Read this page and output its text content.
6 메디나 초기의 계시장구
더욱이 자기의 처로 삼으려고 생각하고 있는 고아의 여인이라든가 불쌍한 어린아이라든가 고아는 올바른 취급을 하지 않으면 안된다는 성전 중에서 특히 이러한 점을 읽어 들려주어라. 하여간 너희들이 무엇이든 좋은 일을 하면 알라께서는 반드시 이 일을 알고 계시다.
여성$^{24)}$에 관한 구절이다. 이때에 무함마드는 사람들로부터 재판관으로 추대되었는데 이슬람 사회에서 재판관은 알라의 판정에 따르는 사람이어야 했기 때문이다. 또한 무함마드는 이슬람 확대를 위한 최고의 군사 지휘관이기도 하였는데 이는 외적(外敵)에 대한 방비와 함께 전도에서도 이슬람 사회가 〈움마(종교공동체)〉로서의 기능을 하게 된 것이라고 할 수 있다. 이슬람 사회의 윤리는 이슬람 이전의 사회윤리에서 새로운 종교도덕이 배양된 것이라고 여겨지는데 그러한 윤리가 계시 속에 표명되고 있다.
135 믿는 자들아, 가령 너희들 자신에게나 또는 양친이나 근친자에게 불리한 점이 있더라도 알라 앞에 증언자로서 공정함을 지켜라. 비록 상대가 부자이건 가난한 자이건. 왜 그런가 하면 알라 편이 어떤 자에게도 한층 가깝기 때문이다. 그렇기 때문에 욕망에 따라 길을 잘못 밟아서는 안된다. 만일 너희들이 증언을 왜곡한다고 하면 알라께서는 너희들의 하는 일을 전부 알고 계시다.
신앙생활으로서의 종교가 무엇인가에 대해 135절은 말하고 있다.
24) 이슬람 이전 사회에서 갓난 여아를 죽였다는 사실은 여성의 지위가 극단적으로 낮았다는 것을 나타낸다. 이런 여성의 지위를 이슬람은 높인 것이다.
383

◇ ◇ ◇

[Your goal]
What do the records say? Quote them all exactly.

[The output]
Read this page and output its text content.
6 메디나 초기의 계시장구
더욱이 자기의 처로 삼으려고 생각하고 있는 고아의 여인이라든가 불쌍한 어린아이라든가 고아는 올바른 취급을 하지 않으면 안된다는 성전 중에서 특히 이러한 점을 읽어 들려주어라. 하여간 너희들이 무엇이든 좋은 일을 하면 알라께서는 반드시 이 일을 알고 계시다.
여성$^{24)}$에 관한 구절이다. 이때에 무함마드는 사람들로부터 재판관으로 추대되었는데 이슬람 사회에서 재판관은 알라의 판정에 따르는 사람이어야 했기 때문이다. 또한 무함마드는 이슬람 확대를 위한 최고의 군사 지휘관이기도 하였는데 이는 외적(外敵)에 대한 방비와 함께 전도에서도 이슬람 사회가 〈움마(종교공동체)〉로서의 기능을 하게 된 것이라고 할 수 있다. 이슬람 사회의 윤리는 이슬람 이전의 사회윤리에서 새로운 종교도덕이 배양된 것이라고 여겨지는데 그러한 윤리가 계시 속에 표명되고 있다.
135 믿는 자들아, 가령 너희들 자신에게나 또는 양친이나 근친자에게 불리한 점이 있더라도 알라 앞에 증언자로서 공정함을 지켜라. 비록 상대가 부자이건 가난한 자이건. 왜 그런가 하면 알라 편이 어떤 자에게도 한층 가깝기 때문이다. 그렇기 때문에 욕망에 따라 길을 잘못 밟아서는 안된다. 만일 너희들이 증언을 왜곡한다고 하면 알라께서는 너희들의 하는 일을 전부 알고 계시다.
신앙생활으로서의 종교가 무엇인가에 대해 135절은 말하고 있다.
24) 이슬람 이전 사회에서 갓난 여아를 죽였다는 사실은 여성의 지위가 극단적으로 낮았다는 것을 나타낸다. 이런 여성의 지위를 이슬람은 높인 것이다.
383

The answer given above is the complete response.